- [THE DATA]
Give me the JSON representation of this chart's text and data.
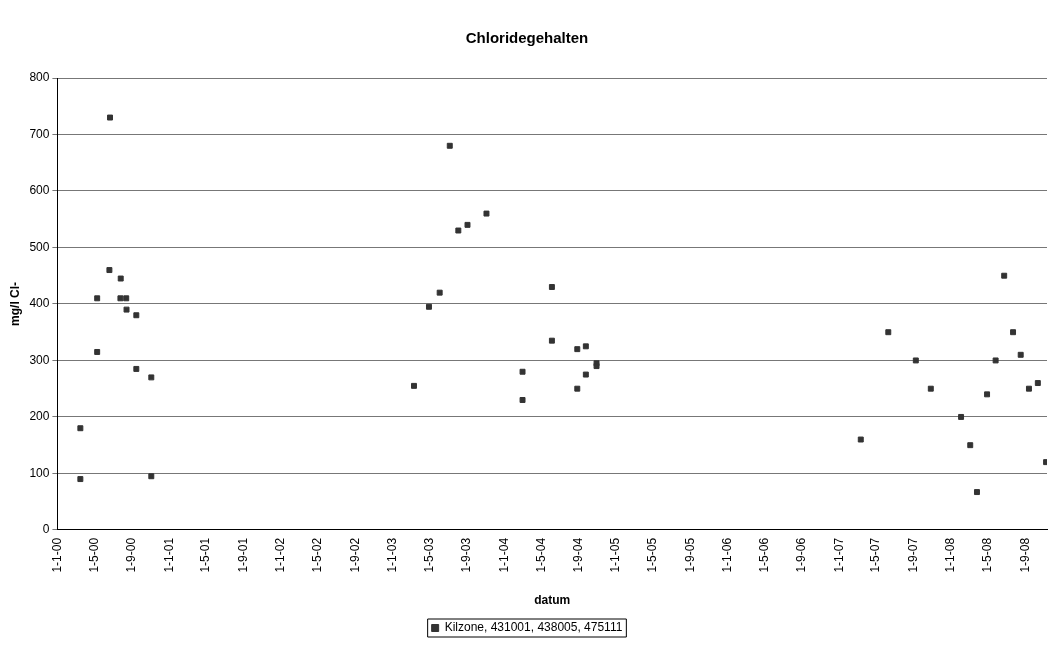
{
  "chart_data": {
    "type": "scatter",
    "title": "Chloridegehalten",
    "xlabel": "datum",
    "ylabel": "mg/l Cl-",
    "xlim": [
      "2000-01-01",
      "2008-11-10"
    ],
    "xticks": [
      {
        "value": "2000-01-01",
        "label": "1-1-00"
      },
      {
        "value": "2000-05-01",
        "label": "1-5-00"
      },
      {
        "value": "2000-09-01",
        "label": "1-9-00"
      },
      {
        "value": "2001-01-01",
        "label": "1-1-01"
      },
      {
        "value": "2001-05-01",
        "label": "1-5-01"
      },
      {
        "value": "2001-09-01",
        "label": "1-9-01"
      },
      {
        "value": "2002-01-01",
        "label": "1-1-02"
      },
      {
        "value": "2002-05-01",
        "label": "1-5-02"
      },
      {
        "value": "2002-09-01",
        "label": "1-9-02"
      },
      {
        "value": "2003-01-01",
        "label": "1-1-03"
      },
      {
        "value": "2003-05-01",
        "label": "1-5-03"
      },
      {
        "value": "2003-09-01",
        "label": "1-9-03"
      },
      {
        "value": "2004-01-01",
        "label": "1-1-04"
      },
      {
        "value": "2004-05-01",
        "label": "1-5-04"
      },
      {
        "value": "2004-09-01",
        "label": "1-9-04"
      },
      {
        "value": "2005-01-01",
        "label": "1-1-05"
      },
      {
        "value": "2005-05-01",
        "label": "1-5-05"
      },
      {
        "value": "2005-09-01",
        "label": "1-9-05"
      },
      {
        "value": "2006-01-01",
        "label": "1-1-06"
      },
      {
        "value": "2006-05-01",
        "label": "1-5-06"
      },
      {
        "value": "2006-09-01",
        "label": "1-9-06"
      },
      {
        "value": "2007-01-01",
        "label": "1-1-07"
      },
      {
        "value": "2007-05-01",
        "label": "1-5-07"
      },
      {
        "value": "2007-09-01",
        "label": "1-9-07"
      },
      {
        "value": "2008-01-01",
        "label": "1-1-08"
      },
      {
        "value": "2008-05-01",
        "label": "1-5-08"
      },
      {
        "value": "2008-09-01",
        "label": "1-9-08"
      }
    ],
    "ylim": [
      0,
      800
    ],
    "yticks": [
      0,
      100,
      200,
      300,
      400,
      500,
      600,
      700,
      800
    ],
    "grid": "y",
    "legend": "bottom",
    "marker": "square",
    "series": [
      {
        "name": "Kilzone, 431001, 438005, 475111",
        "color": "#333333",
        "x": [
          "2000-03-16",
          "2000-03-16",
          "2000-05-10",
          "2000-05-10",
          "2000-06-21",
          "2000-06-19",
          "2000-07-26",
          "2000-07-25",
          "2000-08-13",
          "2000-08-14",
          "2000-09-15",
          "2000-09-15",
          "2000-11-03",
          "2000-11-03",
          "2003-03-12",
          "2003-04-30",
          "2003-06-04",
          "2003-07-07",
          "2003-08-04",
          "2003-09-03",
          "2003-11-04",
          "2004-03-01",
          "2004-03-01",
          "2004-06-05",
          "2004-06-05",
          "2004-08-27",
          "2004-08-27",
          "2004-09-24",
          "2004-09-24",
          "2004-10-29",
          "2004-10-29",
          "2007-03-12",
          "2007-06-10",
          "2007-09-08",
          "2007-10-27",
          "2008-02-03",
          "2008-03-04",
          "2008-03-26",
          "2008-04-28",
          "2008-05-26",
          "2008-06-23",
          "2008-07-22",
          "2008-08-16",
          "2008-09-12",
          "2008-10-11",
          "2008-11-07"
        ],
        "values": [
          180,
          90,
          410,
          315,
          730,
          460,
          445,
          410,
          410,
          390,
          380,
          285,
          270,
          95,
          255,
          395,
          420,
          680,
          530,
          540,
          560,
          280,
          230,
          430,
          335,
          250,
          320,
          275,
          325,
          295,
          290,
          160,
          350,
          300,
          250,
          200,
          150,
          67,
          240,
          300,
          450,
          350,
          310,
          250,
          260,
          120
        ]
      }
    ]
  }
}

- [DIRECTION] Give back all entries exactly. No pictures belong in the copy.

- [WRITTEN RESPONSE]
Give me the JSON representation of this chart's text and data.
{
  "chart_data": {
    "type": "scatter",
    "title": "Chloridegehalten",
    "xlabel": "datum",
    "ylabel": "mg/l Cl-",
    "xlim": [
      "2000-01-01",
      "2008-11-10"
    ],
    "xticks": [
      {
        "value": "2000-01-01",
        "label": "1-1-00"
      },
      {
        "value": "2000-05-01",
        "label": "1-5-00"
      },
      {
        "value": "2000-09-01",
        "label": "1-9-00"
      },
      {
        "value": "2001-01-01",
        "label": "1-1-01"
      },
      {
        "value": "2001-05-01",
        "label": "1-5-01"
      },
      {
        "value": "2001-09-01",
        "label": "1-9-01"
      },
      {
        "value": "2002-01-01",
        "label": "1-1-02"
      },
      {
        "value": "2002-05-01",
        "label": "1-5-02"
      },
      {
        "value": "2002-09-01",
        "label": "1-9-02"
      },
      {
        "value": "2003-01-01",
        "label": "1-1-03"
      },
      {
        "value": "2003-05-01",
        "label": "1-5-03"
      },
      {
        "value": "2003-09-01",
        "label": "1-9-03"
      },
      {
        "value": "2004-01-01",
        "label": "1-1-04"
      },
      {
        "value": "2004-05-01",
        "label": "1-5-04"
      },
      {
        "value": "2004-09-01",
        "label": "1-9-04"
      },
      {
        "value": "2005-01-01",
        "label": "1-1-05"
      },
      {
        "value": "2005-05-01",
        "label": "1-5-05"
      },
      {
        "value": "2005-09-01",
        "label": "1-9-05"
      },
      {
        "value": "2006-01-01",
        "label": "1-1-06"
      },
      {
        "value": "2006-05-01",
        "label": "1-5-06"
      },
      {
        "value": "2006-09-01",
        "label": "1-9-06"
      },
      {
        "value": "2007-01-01",
        "label": "1-1-07"
      },
      {
        "value": "2007-05-01",
        "label": "1-5-07"
      },
      {
        "value": "2007-09-01",
        "label": "1-9-07"
      },
      {
        "value": "2008-01-01",
        "label": "1-1-08"
      },
      {
        "value": "2008-05-01",
        "label": "1-5-08"
      },
      {
        "value": "2008-09-01",
        "label": "1-9-08"
      }
    ],
    "ylim": [
      0,
      800
    ],
    "yticks": [
      0,
      100,
      200,
      300,
      400,
      500,
      600,
      700,
      800
    ],
    "grid": "y",
    "legend": "bottom",
    "marker": "square",
    "series": [
      {
        "name": "Kilzone, 431001, 438005, 475111",
        "color": "#333333",
        "x": [
          "2000-03-16",
          "2000-03-16",
          "2000-05-10",
          "2000-05-10",
          "2000-06-21",
          "2000-06-19",
          "2000-07-26",
          "2000-07-25",
          "2000-08-13",
          "2000-08-14",
          "2000-09-15",
          "2000-09-15",
          "2000-11-03",
          "2000-11-03",
          "2003-03-12",
          "2003-04-30",
          "2003-06-04",
          "2003-07-07",
          "2003-08-04",
          "2003-09-03",
          "2003-11-04",
          "2004-03-01",
          "2004-03-01",
          "2004-06-05",
          "2004-06-05",
          "2004-08-27",
          "2004-08-27",
          "2004-09-24",
          "2004-09-24",
          "2004-10-29",
          "2004-10-29",
          "2007-03-12",
          "2007-06-10",
          "2007-09-08",
          "2007-10-27",
          "2008-02-03",
          "2008-03-04",
          "2008-03-26",
          "2008-04-28",
          "2008-05-26",
          "2008-06-23",
          "2008-07-22",
          "2008-08-16",
          "2008-09-12",
          "2008-10-11",
          "2008-11-07"
        ],
        "values": [
          180,
          90,
          410,
          315,
          730,
          460,
          445,
          410,
          410,
          390,
          380,
          285,
          270,
          95,
          255,
          395,
          420,
          680,
          530,
          540,
          560,
          280,
          230,
          430,
          335,
          250,
          320,
          275,
          325,
          295,
          290,
          160,
          350,
          300,
          250,
          200,
          150,
          67,
          240,
          300,
          450,
          350,
          310,
          250,
          260,
          120
        ]
      }
    ]
  }
}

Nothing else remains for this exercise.